--- BEGIN ---
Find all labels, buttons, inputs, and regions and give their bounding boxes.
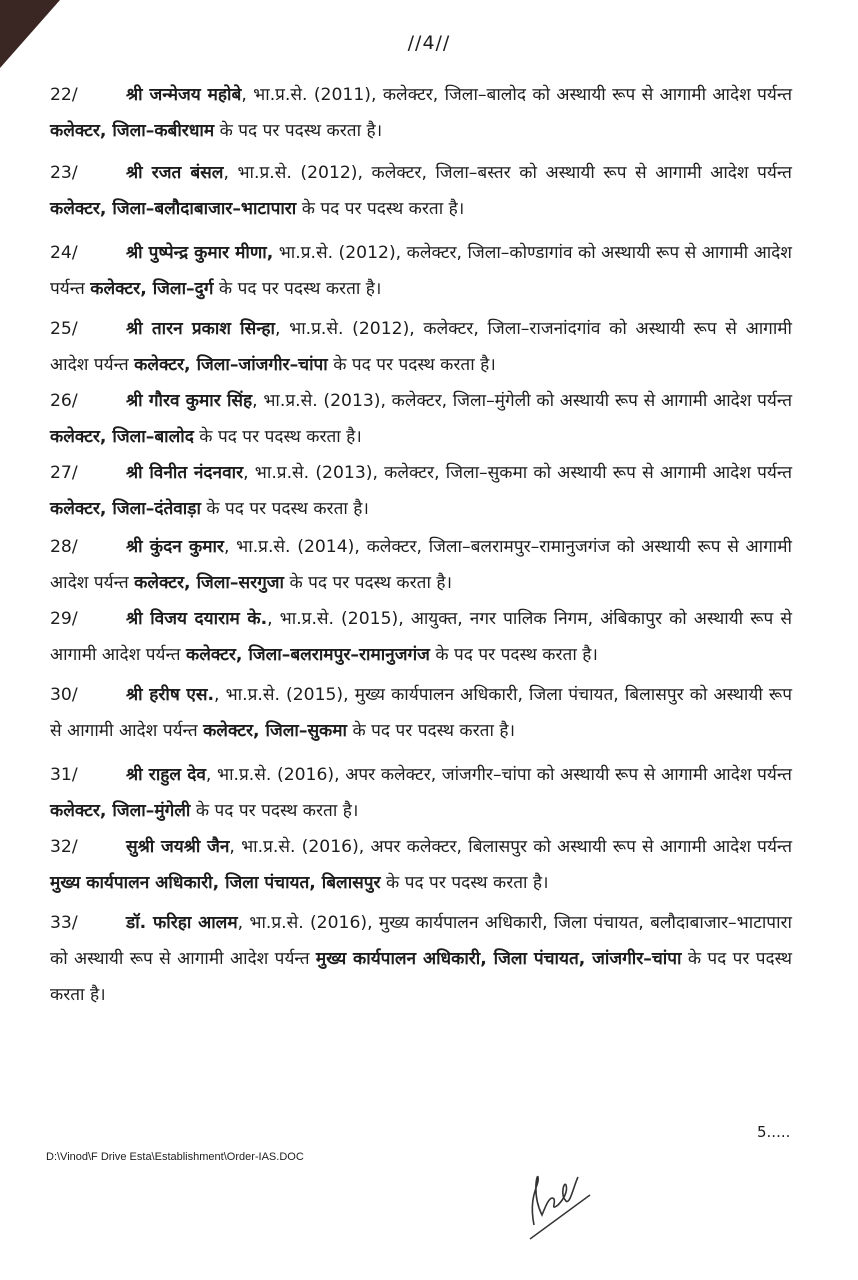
posted-to: कलेक्टर, जिला–मुंगेली xyxy=(50,801,191,822)
officer-name: श्री कुंदन कुमार xyxy=(126,537,224,558)
posted-to: कलेक्टर, जिला–जांजगीर–चांपा xyxy=(134,355,328,376)
officer-name: श्री विजय दयाराम के. xyxy=(126,609,268,630)
entry-suffix: के पद पर पदस्थ करता है। xyxy=(193,427,362,448)
continuation-marker: 5..... xyxy=(757,1123,791,1141)
posted-to: कलेक्टर, जिला–बलरामपुर–रामानुजगंज xyxy=(186,645,430,666)
entry-suffix: के पद पर पदस्थ करता है। xyxy=(284,573,452,594)
officer-name: श्री पुष्पेन्द्र कुमार मीणा, xyxy=(126,243,274,264)
entry-number: 24/ xyxy=(50,243,78,264)
officer-name: श्री जन्मेजय महोबे xyxy=(126,85,242,106)
posted-to: कलेक्टर, जिला–दंतेवाड़ा xyxy=(50,499,201,520)
entry-text: , भा.प्र.से. (2013), कलेक्टर, जिला–सुकमा को अस्थायी रूप से आगामी आदेश पर्यन्त xyxy=(243,463,792,484)
entry-number: 30/ xyxy=(50,685,78,706)
page-number: //4// xyxy=(407,32,451,54)
entry-number: 27/ xyxy=(50,463,78,484)
entry-number: 31/ xyxy=(50,765,78,786)
entry-number: 25/ xyxy=(50,319,78,340)
entry-suffix: के पद पर पदस्थ करता है। xyxy=(213,279,382,300)
entry-suffix: के पद पर पदस्थ करता है। xyxy=(380,873,549,894)
entry-text: , भा.प्र.से. (2014), कलेक्टर, जिला–बलरामपुर–रामानुजगंज को अस्थायी रूप से आगामी आदेश पर्यन्त xyxy=(50,537,792,594)
officer-name: श्री गौरव कुमार सिंह xyxy=(126,391,253,412)
entry-text: , भा.प्र.से. (2012), कलेक्टर, जिला–बस्तर को अस्थायी रूप से आगामी आदेश पर्यन्त xyxy=(223,163,792,184)
order-entry-29 xyxy=(50,601,792,673)
entry-suffix: के पद पर पदस्थ करता है। xyxy=(214,121,383,142)
order-entry-33 xyxy=(50,905,792,1013)
entry-text: , भा.प्र.से. (2015), मुख्य कार्यपालन अधिकारी, जिला पंचायत, बिलासपुर को अस्थायी रूप से आगामी आदेश पर्यन्त xyxy=(50,685,792,742)
entry-suffix: के पद पर पदस्थ करता है। xyxy=(347,721,515,742)
officer-name: श्री विनीत नंदनवार xyxy=(126,463,244,484)
order-entry-32 xyxy=(50,829,792,901)
signature-icon xyxy=(520,1155,600,1245)
entry-number: 28/ xyxy=(50,537,78,558)
entry-number: 23/ xyxy=(50,163,78,184)
entry-number: 22/ xyxy=(50,85,78,106)
posted-to: कलेक्टर, जिला–बलौदाबाजार–भाटापारा xyxy=(50,199,297,220)
posted-to: कलेक्टर, जिला–दुर्ग xyxy=(90,279,214,300)
posted-to: कलेक्टर, जिला–सुकमा xyxy=(203,721,347,742)
entry-suffix: के पद पर पदस्थ करता है। xyxy=(296,199,465,220)
order-entry-30 xyxy=(50,677,792,749)
entry-text: , भा.प्र.से. (2012), कलेक्टर, जिला–राजनांदगांव को अस्थायी रूप से आगामी आदेश पर्यन्त xyxy=(50,319,792,376)
order-entry-24 xyxy=(50,235,792,307)
posted-to: मुख्य कार्यपालन अधिकारी, जिला पंचायत, बिलासपुर xyxy=(50,873,381,894)
officer-name: डॉ. फरिहा आलम xyxy=(126,913,238,934)
order-entry-26 xyxy=(50,383,792,455)
entry-text: , भा.प्र.से. (2011), कलेक्टर, जिला–बालोद को अस्थायी रूप से आगामी आदेश पर्यन्त xyxy=(241,85,792,106)
entry-text: , भा.प्र.से. (2016), अपर कलेक्टर, जांजगीर–चांपा को अस्थायी रूप से आगामी आदेश पर्यन्त xyxy=(205,765,792,786)
order-entry-22 xyxy=(50,77,792,149)
entry-suffix: के पद पर पदस्थ करता है। xyxy=(200,499,369,520)
order-entry-28 xyxy=(50,529,792,601)
entry-number: 32/ xyxy=(50,837,78,858)
officer-name: श्री हरीष एस. xyxy=(126,685,215,706)
file-path: D:\Vinod\F Drive Esta\Establishment\Order-IAS.DOC xyxy=(46,1151,304,1163)
entry-suffix: के पद पर पदस्थ करता है। xyxy=(50,949,792,1006)
entry-text: , भा.प्र.से. (2016), मुख्य कार्यपालन अधिकारी, जिला पंचायत, बलौदाबाजार–भाटापारा को अस्थायी रूप से आगामी आदेश पर्यन्त xyxy=(50,913,792,970)
officer-name: सुश्री जयश्री जैन xyxy=(126,837,230,858)
entry-number: 26/ xyxy=(50,391,78,412)
order-entry-31 xyxy=(50,757,792,829)
officer-name: श्री तारन प्रकाश सिन्हा xyxy=(126,319,275,340)
order-entry-27 xyxy=(50,455,792,527)
posted-to: मुख्य कार्यपालन अधिकारी, जिला पंचायत, जांजगीर–चांपा xyxy=(315,949,682,970)
entry-text: , भा.प्र.से. (2015), आयुक्त, नगर पालिक निगम, अंबिकापुर को अस्थायी रूप से आगामी आदेश पर्यन्त xyxy=(50,609,792,666)
officer-name: श्री रजत बंसल xyxy=(126,163,224,184)
officer-name: श्री राहुल देव xyxy=(126,765,206,786)
entry-suffix: के पद पर पदस्थ करता है। xyxy=(429,645,598,666)
entry-text: , भा.प्र.से. (2013), कलेक्टर, जिला–मुंगेली को अस्थायी रूप से आगामी आदेश पर्यन्त xyxy=(252,391,792,412)
order-entries xyxy=(50,60,792,1013)
order-entry-23 xyxy=(50,155,792,227)
entry-suffix: के पद पर पदस्थ करता है। xyxy=(190,801,359,822)
posted-to: कलेक्टर, जिला–बालोद xyxy=(50,427,194,448)
entry-number: 33/ xyxy=(50,913,78,934)
posted-to: कलेक्टर, जिला–सरगुजा xyxy=(134,573,284,594)
order-entry-25 xyxy=(50,311,792,383)
entry-text: भा.प्र.से. (2012), कलेक्टर, जिला–कोण्डागांव को अस्थायी रूप से आगामी आदेश पर्यन्त xyxy=(50,243,792,300)
posted-to: कलेक्टर, जिला–कबीरधाम xyxy=(50,121,215,142)
entry-suffix: के पद पर पदस्थ करता है। xyxy=(327,355,496,376)
entry-number: 29/ xyxy=(50,609,78,630)
entry-text: , भा.प्र.से. (2016), अपर कलेक्टर, बिलासपुर को अस्थायी रूप से आगामी आदेश पर्यन्त xyxy=(229,837,793,858)
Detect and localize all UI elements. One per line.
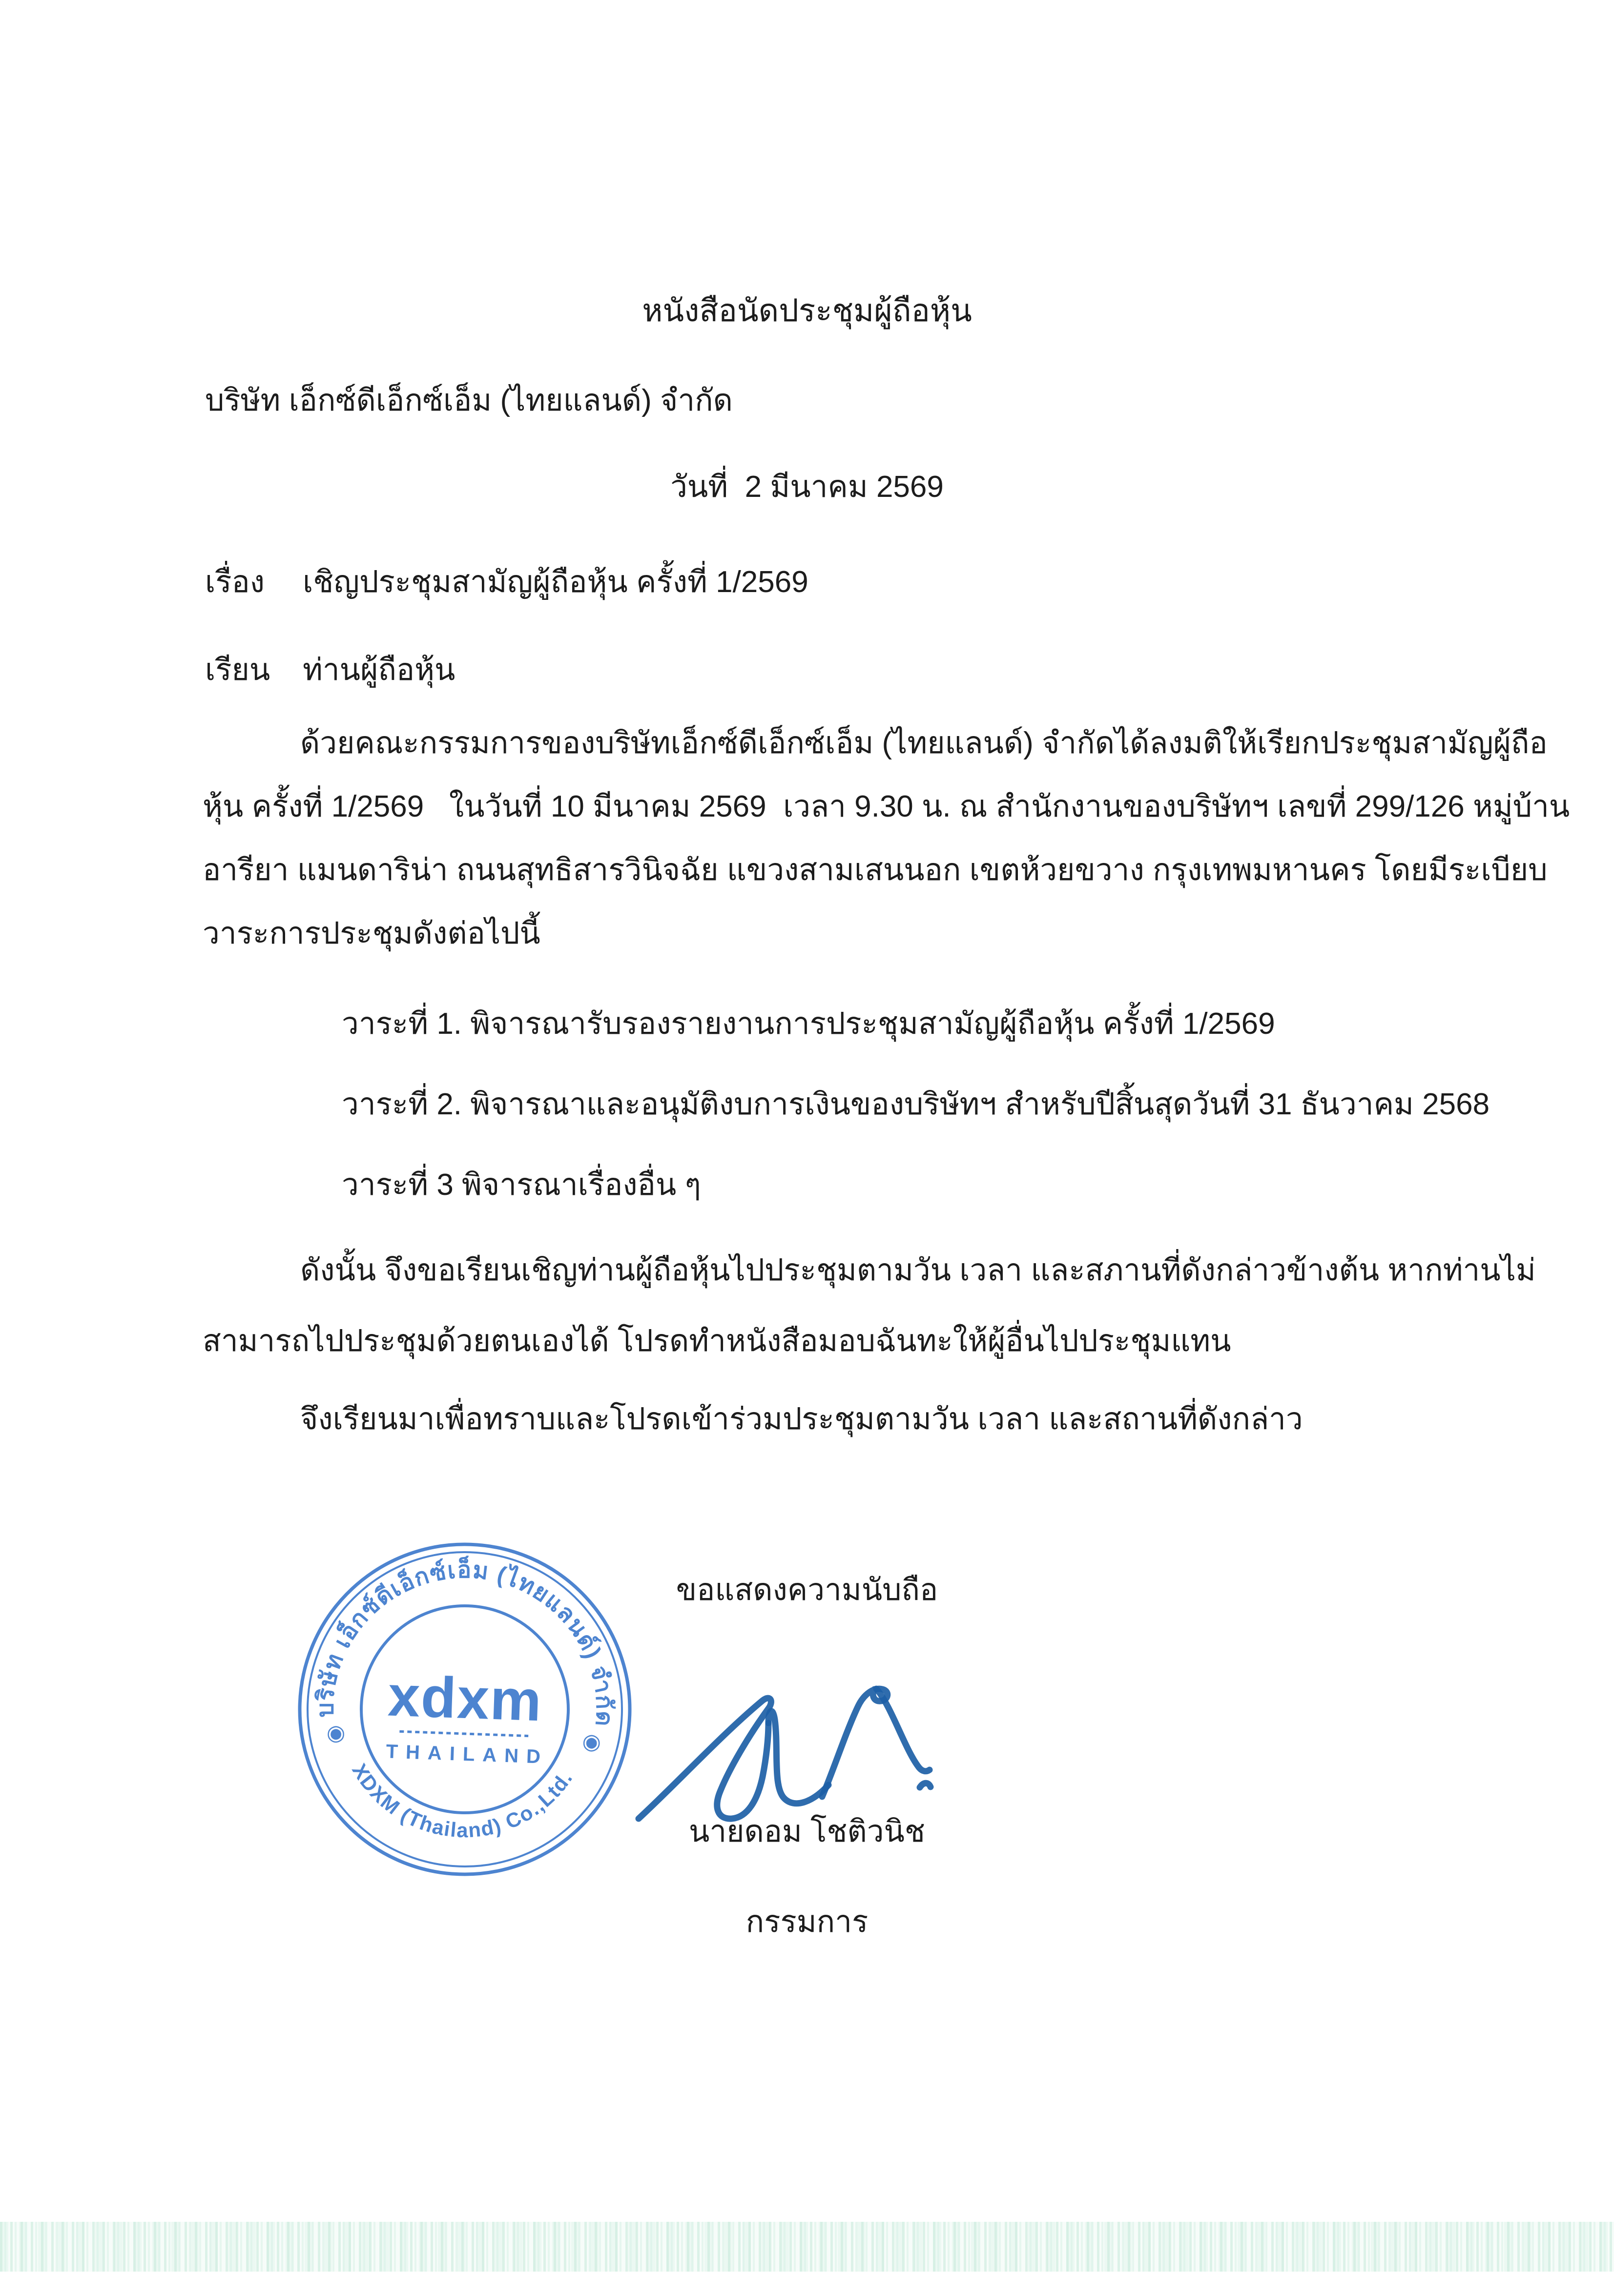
opening-paragraph-line-2: หุ้น ครั้งที่ 1/2569 ในวันที่ 10 มีนาคม 2569 เวลา 9.30 น. ณ สำนักงานของบริษัทฯ เลขที่ 299/126 หมู่บ้าน <box>203 790 1570 823</box>
salutation-label: เรียน <box>205 653 270 687</box>
seal-arc-top-text: บริษัท เอ็กซ์ดีเอ็กซ์เอ็ม (ไทยแลนด์) จำกัด <box>312 1557 618 1728</box>
signer-name: นายดอม โชติวนิช <box>688 1815 926 1848</box>
subject-label: เรื่อง <box>205 565 265 599</box>
signature-stroke-5 <box>920 1783 931 1787</box>
date-line: วันที่ 2 มีนาคม 2569 <box>670 470 944 504</box>
signature <box>625 1660 937 1835</box>
signature-stroke-4 <box>876 1689 930 1771</box>
agenda-item-1: วาระที่ 1. พิจารณารับรองรายงานการประชุมสามัญผู้ถือหุ้น ครั้งที่ 1/2569 <box>342 1007 1275 1041</box>
opening-paragraph-line-4: วาระการประชุมดังต่อไปนี้ <box>203 917 540 950</box>
agenda-item-3: วาระที่ 3 พิจารณาเรื่องอื่น ๆ <box>342 1168 701 1202</box>
opening-paragraph-line-1: ด้วยคณะกรรมการของบริษัทเอ็กซ์ดีเอ็กซ์เอ็ม (ไทยแลนด์) จำกัดได้ลงมติให้เรียกประชุมสามัญผู้ถือ <box>300 726 1548 760</box>
seal-arc-bottom-text: XDXM (Thailand) Co.,Ltd. <box>348 1760 578 1842</box>
document-title: หนังสือนัดประชุมผู้ถือหุ้น <box>642 293 972 328</box>
complimentary-close: ขอแสดงความนับถือ <box>676 1573 938 1607</box>
signature-stroke-2 <box>768 1711 828 1804</box>
request-paragraph-line-1: ดังนั้น จึงขอเรียนเชิญท่านผู้ถือหุ้นไปประชุมตามวัน เวลา และสภานที่ดังกล่าวข้างต้น หากท่านไม่ <box>300 1253 1536 1287</box>
request-paragraph-line-2: สามารถไปประชุมด้วยตนเองได้ โปรดทำหนังสือมอบฉันทะให้ผู้อื่นไปประชุมแทน <box>203 1324 1231 1358</box>
company-name-line: บริษัท เอ็กซ์ดีเอ็กซ์เอ็ม (ไทยแลนด์) จำกัด <box>205 384 733 417</box>
subject-text: เชิญประชุมสามัญผู้ถือหุ้น ครั้งที่ 1/2569 <box>303 565 808 599</box>
seal-logo-text: xdxm <box>387 1663 544 1734</box>
seal-separator-left-icon: ◉ <box>326 1721 346 1745</box>
closing-line: จึงเรียนมาเพื่อทราบและโปรดเข้าร่วมประชุมตามวัน เวลา และสถานที่ดังกล่าว <box>300 1402 1303 1436</box>
scan-artifact-strip <box>0 2222 1614 2272</box>
salutation-text: ท่านผู้ถือหุ้น <box>303 653 455 687</box>
signer-position: กรรมการ <box>745 1905 869 1939</box>
signature-stroke-1 <box>639 1698 771 1819</box>
seal-logo-subtext: THAILAND <box>385 1741 549 1768</box>
seal-separator-right-icon: ◉ <box>581 1729 601 1754</box>
agenda-item-2: วาระที่ 2. พิจารณาและอนุมัติงบการเงินของบริษัทฯ สำหรับปีสิ้นสุดวันที่ 31 ธันวาคม 2568 <box>342 1087 1490 1121</box>
opening-paragraph-line-3: อารียา แมนดาริน่า ถนนสุทธิสารวินิจฉัย แขวงสามเสนนอก เขตห้วยขวาง กรุงเทพมหานคร โดยมีระเบียบ <box>203 853 1548 887</box>
signature-stroke-3 <box>822 1689 888 1797</box>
--- END ---
• Brief: Copy without changes every line in the records between the line holding "opening-paragraph-line-2: หุ้น ครั้งที่" and the line holding "signature-stroke-4 <box>876 1689", inclusive.

• Solution to the problem:
opening-paragraph-line-2: หุ้น ครั้งที่ 1/2569 ในวันที่ 10 มีนาคม 2569 เวลา 9.30 น. ณ สำนักงานของบริษัทฯ เลขที่ 299/126 หมู่บ้าน <box>203 790 1570 823</box>
salutation-label: เรียน <box>205 653 270 687</box>
seal-arc-top-text: บริษัท เอ็กซ์ดีเอ็กซ์เอ็ม (ไทยแลนด์) จำกัด <box>312 1557 618 1728</box>
signer-name: นายดอม โชติวนิช <box>688 1815 926 1848</box>
subject-label: เรื่อง <box>205 565 265 599</box>
signature-stroke-5 <box>920 1783 931 1787</box>
date-line: วันที่ 2 มีนาคม 2569 <box>670 470 944 504</box>
signature <box>625 1660 937 1835</box>
signature-stroke-4 <box>876 1689 930 1771</box>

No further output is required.